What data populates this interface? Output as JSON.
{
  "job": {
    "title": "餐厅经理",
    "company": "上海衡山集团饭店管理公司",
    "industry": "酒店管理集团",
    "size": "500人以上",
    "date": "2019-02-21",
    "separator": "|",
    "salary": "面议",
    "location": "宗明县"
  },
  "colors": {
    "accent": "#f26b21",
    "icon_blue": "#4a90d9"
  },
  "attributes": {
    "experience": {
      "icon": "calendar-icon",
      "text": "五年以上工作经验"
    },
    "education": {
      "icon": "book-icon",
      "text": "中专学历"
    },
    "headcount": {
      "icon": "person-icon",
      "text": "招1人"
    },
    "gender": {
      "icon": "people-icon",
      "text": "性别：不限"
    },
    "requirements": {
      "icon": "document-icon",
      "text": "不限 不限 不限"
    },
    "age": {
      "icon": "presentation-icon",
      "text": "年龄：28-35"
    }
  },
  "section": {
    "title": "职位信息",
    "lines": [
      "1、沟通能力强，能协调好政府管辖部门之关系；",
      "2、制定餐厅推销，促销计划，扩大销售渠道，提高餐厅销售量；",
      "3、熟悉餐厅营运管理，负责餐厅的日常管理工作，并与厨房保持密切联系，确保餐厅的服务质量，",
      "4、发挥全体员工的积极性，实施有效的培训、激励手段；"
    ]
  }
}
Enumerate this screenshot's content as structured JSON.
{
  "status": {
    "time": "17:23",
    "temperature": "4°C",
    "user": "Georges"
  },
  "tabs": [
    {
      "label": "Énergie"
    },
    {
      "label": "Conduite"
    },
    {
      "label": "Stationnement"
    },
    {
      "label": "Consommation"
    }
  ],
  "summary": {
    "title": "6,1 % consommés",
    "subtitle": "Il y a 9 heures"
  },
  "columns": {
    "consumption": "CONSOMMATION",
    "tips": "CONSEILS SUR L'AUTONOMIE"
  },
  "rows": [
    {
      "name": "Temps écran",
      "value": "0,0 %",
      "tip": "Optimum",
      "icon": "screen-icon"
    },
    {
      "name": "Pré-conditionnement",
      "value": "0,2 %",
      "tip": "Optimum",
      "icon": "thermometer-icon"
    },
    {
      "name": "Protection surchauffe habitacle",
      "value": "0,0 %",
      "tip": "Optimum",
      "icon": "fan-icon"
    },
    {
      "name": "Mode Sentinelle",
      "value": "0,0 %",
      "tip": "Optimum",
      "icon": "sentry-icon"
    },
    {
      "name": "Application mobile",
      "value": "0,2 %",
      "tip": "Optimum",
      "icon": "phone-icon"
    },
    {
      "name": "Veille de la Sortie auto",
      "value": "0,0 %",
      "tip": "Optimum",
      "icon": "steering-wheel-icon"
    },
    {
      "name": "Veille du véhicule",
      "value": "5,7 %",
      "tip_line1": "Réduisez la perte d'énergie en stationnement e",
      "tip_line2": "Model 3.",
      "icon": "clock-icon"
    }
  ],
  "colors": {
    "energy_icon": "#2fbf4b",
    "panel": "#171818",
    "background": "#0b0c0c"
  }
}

**Problem statement:**
Track down every line holding the string "label" and copy it.

**Answer:**
      "label": "Énergie"
      "label": "Conduite"
      "label": "Stationnement"
      "label": "Consommation"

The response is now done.